→ **Work to be completed**
Restate all of the entries exactly, dropping any pictures they hold.

======== Data entries ========

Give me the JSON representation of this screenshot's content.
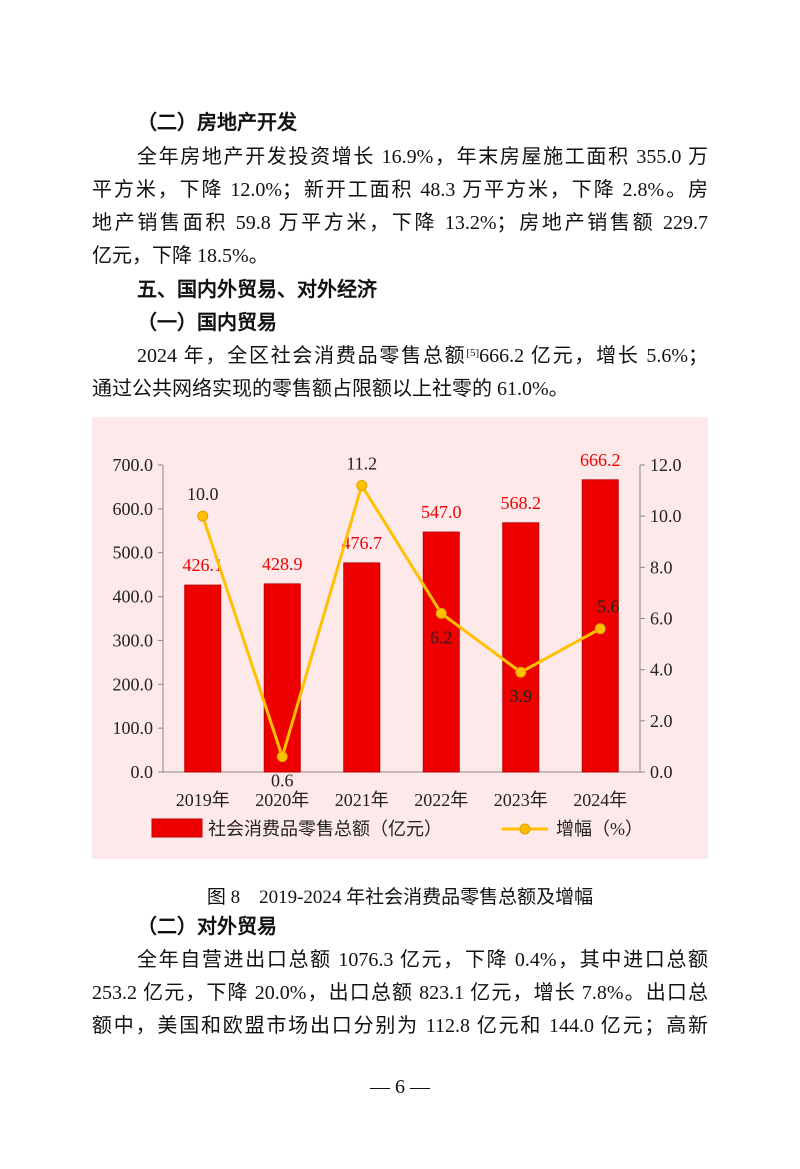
{
  "section1": {
    "heading": "（二）房地产开发",
    "lines": [
      "全年房地产开发投资增长 16.9%，年末房屋施工面积 355.0 万",
      "平方米，下降 12.0%；新开工面积 48.3 万平方米，下降 2.8%。房",
      "地产销售面积 59.8 万平方米，下降 13.2%；房地产销售额 229.7",
      "亿元，下降 18.5%。"
    ]
  },
  "section2": {
    "heading": "五、国内外贸易、对外经济",
    "subheading": "（一）国内贸易",
    "line1_a": "2024 年，全区社会消费品零售总额",
    "line1_sup": "[5]",
    "line1_b": "666.2 亿元，增长 5.6%；",
    "line2": "通过公共网络实现的零售额占限额以上社零的 61.0%。"
  },
  "chart_data": {
    "type": "bar+line",
    "categories": [
      "2019年",
      "2020年",
      "2021年",
      "2022年",
      "2023年",
      "2024年"
    ],
    "series": [
      {
        "name": "社会消费品零售总额（亿元）",
        "type": "bar",
        "axis": "left",
        "color": "#ee0000",
        "values": [
          426.1,
          428.9,
          476.7,
          547.0,
          568.2,
          666.2
        ],
        "labels": [
          "426.1",
          "428.9",
          "476.7",
          "547.0",
          "568.2",
          "666.2"
        ]
      },
      {
        "name": "增幅（%）",
        "type": "line",
        "axis": "right",
        "color": "#ffc000",
        "values": [
          10.0,
          0.6,
          11.2,
          6.2,
          3.9,
          5.6
        ],
        "labels": [
          "10.0",
          "0.6",
          "11.2",
          "6.2",
          "3.9",
          "5.6"
        ]
      }
    ],
    "left_axis": {
      "range": [
        0,
        700
      ],
      "ticks": [
        "0.0",
        "100.0",
        "200.0",
        "300.0",
        "400.0",
        "500.0",
        "600.0",
        "700.0"
      ]
    },
    "right_axis": {
      "range": [
        0,
        12
      ],
      "ticks": [
        "0.0",
        "2.0",
        "4.0",
        "6.0",
        "8.0",
        "10.0",
        "12.0"
      ]
    },
    "background": "#fde9e9",
    "legend_position": "bottom",
    "grid": false
  },
  "caption": "图 8　2019-2024 年社会消费品零售总额及增幅",
  "section3": {
    "heading": "（二）对外贸易",
    "lines": [
      "全年自营进出口总额 1076.3 亿元，下降 0.4%，其中进口总额",
      "253.2 亿元，下降 20.0%，出口总额 823.1 亿元，增长 7.8%。出口总",
      "额中，美国和欧盟市场出口分别为 112.8 亿元和 144.0 亿元；高新"
    ]
  },
  "page_number": "— 6 —"
}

========

→ **The completed task**
Give me the JSON representation of this screenshot's content.
{
  "section1": {
    "heading": "（二）房地产开发",
    "lines": [
      "全年房地产开发投资增长 16.9%，年末房屋施工面积 355.0 万",
      "平方米，下降 12.0%；新开工面积 48.3 万平方米，下降 2.8%。房",
      "地产销售面积 59.8 万平方米，下降 13.2%；房地产销售额 229.7",
      "亿元，下降 18.5%。"
    ]
  },
  "section2": {
    "heading": "五、国内外贸易、对外经济",
    "subheading": "（一）国内贸易",
    "line1_a": "2024 年，全区社会消费品零售总额",
    "line1_sup": "[5]",
    "line1_b": "666.2 亿元，增长 5.6%；",
    "line2": "通过公共网络实现的零售额占限额以上社零的 61.0%。"
  },
  "chart_data": {
    "type": "bar+line",
    "categories": [
      "2019年",
      "2020年",
      "2021年",
      "2022年",
      "2023年",
      "2024年"
    ],
    "series": [
      {
        "name": "社会消费品零售总额（亿元）",
        "type": "bar",
        "axis": "left",
        "color": "#ee0000",
        "values": [
          426.1,
          428.9,
          476.7,
          547.0,
          568.2,
          666.2
        ],
        "labels": [
          "426.1",
          "428.9",
          "476.7",
          "547.0",
          "568.2",
          "666.2"
        ]
      },
      {
        "name": "增幅（%）",
        "type": "line",
        "axis": "right",
        "color": "#ffc000",
        "values": [
          10.0,
          0.6,
          11.2,
          6.2,
          3.9,
          5.6
        ],
        "labels": [
          "10.0",
          "0.6",
          "11.2",
          "6.2",
          "3.9",
          "5.6"
        ]
      }
    ],
    "left_axis": {
      "range": [
        0,
        700
      ],
      "ticks": [
        "0.0",
        "100.0",
        "200.0",
        "300.0",
        "400.0",
        "500.0",
        "600.0",
        "700.0"
      ]
    },
    "right_axis": {
      "range": [
        0,
        12
      ],
      "ticks": [
        "0.0",
        "2.0",
        "4.0",
        "6.0",
        "8.0",
        "10.0",
        "12.0"
      ]
    },
    "background": "#fde9e9",
    "legend_position": "bottom",
    "grid": false
  },
  "caption": "图 8　2019-2024 年社会消费品零售总额及增幅",
  "section3": {
    "heading": "（二）对外贸易",
    "lines": [
      "全年自营进出口总额 1076.3 亿元，下降 0.4%，其中进口总额",
      "253.2 亿元，下降 20.0%，出口总额 823.1 亿元，增长 7.8%。出口总",
      "额中，美国和欧盟市场出口分别为 112.8 亿元和 144.0 亿元；高新"
    ]
  },
  "page_number": "— 6 —"
}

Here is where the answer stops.